** What to produce **
Count how many lines hold the string "повышение", and give only that number.
* start Extracted information *
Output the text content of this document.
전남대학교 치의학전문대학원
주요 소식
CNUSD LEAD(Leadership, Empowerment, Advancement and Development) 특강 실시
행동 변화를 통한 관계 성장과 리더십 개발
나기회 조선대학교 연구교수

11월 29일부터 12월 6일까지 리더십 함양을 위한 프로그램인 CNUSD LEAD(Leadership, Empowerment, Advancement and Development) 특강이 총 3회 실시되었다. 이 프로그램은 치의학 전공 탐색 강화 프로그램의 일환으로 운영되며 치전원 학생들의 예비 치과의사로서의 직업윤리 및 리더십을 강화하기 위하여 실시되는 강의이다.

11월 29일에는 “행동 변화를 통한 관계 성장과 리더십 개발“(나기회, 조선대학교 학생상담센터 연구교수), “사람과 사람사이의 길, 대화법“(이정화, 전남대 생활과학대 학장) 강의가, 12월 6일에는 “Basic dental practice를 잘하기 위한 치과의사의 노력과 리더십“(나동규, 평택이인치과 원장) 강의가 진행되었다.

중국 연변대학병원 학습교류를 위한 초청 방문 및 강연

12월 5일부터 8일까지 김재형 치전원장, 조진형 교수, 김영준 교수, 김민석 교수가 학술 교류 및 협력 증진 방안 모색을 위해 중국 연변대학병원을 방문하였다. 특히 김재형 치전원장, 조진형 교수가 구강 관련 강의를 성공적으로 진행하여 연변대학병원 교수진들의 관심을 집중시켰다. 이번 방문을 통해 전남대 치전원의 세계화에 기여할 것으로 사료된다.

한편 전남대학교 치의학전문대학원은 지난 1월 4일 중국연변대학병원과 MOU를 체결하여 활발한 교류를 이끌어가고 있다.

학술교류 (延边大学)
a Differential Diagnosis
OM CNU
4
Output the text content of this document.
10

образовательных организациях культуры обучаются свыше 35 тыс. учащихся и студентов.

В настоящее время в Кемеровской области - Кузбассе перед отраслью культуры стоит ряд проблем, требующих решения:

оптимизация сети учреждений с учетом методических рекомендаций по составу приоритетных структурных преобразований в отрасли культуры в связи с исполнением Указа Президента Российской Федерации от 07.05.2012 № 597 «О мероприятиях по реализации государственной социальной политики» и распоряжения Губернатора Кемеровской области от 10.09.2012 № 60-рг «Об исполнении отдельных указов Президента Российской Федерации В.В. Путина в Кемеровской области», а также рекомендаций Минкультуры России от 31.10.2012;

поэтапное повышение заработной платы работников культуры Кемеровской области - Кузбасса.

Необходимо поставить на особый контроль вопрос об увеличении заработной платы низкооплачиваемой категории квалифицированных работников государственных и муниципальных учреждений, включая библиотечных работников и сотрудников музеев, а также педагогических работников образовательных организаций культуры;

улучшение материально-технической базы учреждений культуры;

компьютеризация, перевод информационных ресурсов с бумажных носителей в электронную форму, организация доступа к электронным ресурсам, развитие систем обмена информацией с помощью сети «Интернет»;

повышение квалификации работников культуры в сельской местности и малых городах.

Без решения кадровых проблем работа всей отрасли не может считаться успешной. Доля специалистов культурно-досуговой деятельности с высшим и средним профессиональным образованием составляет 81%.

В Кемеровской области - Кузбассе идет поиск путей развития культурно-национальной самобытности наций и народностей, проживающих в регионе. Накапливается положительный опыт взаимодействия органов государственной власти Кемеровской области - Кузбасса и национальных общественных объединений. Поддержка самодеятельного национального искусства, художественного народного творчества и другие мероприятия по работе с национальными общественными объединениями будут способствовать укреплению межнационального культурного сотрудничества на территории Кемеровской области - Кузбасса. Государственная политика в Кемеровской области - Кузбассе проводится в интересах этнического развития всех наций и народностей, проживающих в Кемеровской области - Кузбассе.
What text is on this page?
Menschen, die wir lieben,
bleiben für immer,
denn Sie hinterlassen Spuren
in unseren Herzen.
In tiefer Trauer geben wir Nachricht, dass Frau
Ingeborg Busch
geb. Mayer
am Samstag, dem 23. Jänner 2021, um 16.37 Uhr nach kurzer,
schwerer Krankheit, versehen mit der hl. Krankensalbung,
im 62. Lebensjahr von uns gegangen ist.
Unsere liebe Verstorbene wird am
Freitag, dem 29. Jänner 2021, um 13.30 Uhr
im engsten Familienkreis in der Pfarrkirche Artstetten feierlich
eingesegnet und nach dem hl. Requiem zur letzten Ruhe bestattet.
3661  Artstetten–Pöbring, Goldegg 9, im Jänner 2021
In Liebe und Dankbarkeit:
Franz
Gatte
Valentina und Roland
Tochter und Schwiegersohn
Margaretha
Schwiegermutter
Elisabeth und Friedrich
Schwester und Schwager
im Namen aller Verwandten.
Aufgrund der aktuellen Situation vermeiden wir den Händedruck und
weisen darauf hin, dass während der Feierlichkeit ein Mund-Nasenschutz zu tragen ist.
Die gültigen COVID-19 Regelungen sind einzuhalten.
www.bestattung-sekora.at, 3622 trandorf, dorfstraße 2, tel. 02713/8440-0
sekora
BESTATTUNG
* end Extracted information *
** Solution for this task **
2